* [Excerpted passage]
Information management central to JCAHO surveys
Information management central to JCAHO surveys
Management is about more than record keeping
Hospitals preparing for surveys by the Joint Commission on Accreditation of Healthcare Organizations should pay close attention to improving organizational performance, says Eric Silfen, the former chief medical officer at Reston (VA) Hospital Center who now oversees the hospital’s outcomes research division. "That carries the bulk of the quality of care improvement initiatives and establishes the guidelines for that process," he says.
Nancy Cuccaro, quality management coordinator at Huntington Hospital in Long Island, NY, takes a similar view. She says her staff are establishing a new structure for Joint Commission surveys. "We are not calling it Joint Commission preparation. We are calling it continuous survey readiness." In part, that’s because of the Joint Commission’s plan to potentially perform surveys every 18 months instead of every three years. She says that prompted Huntington to establish the continuous survey readiness program.
But she also points out that Huntington deals not only with the Joint Commission but with the New York State Department of Health and an assortment of other licensing and accrediting bodies that visit the facility. "This incorporates many more people than it would if we were only talking about the Joint Commission," she explains. For example, the preparation includes ambulatory care sites, clinics, physician office sites, as well as labs and radiology, which sometimes are surveyed separately by other agencies.
Cuccaro says Huntington is also establishing a reporting structure with smaller groups reporting directly to a senior administrator who functions essentially as an adviser. The advisors, in turn, report to the board of directors in order to promote a constant flow of information, including any survey results. The hospital also plans to include a board member and a senior medical staff officer in the preparation process.
"Another increasingly important area right now is the area of information management," says Silfen. With the expanded ability to record, store, and broadcast clinical information and all of the attendant problems surrounding privacy and confidentiality, that has turned into an area that is impacted by all of the other Joint Commission required standards, he says.

* [Excerpts from a dataset]
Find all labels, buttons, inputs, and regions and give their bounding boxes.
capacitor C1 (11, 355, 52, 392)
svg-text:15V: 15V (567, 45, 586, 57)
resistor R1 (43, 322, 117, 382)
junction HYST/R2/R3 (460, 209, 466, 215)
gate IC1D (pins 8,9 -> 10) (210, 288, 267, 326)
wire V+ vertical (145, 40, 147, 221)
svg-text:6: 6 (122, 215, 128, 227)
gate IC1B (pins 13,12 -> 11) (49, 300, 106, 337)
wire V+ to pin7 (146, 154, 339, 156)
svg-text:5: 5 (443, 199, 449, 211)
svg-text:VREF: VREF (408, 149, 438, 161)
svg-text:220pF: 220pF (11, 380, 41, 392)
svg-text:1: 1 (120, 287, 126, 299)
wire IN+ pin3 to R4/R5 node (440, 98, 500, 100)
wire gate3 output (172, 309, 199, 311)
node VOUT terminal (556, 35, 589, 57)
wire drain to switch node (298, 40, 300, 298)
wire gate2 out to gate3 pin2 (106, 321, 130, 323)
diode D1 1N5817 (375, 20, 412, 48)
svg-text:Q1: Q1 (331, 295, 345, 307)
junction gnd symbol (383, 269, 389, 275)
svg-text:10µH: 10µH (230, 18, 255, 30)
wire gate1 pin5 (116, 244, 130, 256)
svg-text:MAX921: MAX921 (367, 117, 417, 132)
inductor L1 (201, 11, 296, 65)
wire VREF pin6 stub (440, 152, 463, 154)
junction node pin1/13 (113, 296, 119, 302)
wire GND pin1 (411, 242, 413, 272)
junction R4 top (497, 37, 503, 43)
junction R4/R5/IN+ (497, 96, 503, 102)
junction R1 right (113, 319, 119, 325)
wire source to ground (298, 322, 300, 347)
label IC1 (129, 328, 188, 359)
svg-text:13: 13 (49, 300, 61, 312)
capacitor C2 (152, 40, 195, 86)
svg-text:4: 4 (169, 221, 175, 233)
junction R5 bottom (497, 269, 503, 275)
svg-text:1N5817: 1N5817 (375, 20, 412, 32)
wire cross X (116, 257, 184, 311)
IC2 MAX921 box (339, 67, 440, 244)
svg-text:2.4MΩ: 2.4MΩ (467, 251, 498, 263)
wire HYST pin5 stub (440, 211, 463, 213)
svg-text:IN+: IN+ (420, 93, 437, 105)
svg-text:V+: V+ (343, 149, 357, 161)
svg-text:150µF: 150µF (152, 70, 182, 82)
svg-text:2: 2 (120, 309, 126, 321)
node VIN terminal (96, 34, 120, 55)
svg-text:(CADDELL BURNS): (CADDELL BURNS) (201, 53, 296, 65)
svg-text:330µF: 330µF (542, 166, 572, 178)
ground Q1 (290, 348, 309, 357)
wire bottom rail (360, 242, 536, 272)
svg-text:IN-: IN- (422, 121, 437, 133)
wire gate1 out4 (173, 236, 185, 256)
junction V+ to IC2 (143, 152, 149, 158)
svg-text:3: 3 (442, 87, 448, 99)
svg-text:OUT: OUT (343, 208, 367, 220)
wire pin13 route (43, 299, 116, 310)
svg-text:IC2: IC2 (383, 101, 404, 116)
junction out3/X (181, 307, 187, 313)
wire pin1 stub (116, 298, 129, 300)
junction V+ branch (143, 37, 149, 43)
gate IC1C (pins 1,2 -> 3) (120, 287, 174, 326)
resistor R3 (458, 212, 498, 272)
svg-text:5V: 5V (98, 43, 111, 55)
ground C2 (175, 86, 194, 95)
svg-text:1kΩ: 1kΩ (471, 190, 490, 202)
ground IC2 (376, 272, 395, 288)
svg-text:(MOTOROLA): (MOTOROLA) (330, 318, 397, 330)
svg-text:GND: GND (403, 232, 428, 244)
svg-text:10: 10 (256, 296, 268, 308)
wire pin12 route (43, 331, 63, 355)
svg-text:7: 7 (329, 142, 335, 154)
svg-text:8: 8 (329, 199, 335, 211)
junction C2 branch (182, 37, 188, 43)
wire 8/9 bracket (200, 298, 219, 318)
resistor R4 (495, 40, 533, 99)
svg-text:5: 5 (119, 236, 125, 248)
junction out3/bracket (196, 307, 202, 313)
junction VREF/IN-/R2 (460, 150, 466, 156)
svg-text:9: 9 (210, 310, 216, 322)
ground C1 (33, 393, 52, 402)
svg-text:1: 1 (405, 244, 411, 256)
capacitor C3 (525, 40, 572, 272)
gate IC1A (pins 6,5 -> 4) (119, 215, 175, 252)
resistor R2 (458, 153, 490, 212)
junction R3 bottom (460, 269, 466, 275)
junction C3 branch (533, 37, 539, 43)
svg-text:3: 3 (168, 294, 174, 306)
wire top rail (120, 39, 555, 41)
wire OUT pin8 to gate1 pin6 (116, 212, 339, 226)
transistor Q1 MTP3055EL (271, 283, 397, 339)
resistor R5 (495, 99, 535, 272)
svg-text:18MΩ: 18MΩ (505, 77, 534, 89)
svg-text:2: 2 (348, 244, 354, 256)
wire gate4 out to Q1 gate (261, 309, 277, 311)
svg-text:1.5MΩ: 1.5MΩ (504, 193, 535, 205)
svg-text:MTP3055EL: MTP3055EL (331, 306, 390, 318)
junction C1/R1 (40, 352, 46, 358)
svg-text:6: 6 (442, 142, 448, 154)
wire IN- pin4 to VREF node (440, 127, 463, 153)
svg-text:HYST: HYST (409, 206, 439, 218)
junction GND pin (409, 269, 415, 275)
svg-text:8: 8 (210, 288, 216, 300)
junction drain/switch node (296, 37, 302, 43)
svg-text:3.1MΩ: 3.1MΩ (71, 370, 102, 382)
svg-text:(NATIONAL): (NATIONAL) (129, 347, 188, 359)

* [Problems to work on]
(1) According to the article on JCAHO surveys, which sites and services does Huntington's preparation include beyond those the Joint Commission covers?
(2) In the article on JCAHO surveys, what name does Huntington give its survey preparation effort?
The listing was drawn from a different source than the article on JCAHO surveys.

* [Expected outputs]
(1) Ambulatory care sites, clinics, physician office sites, labs, and radiology.

(2) Continuous survey readiness.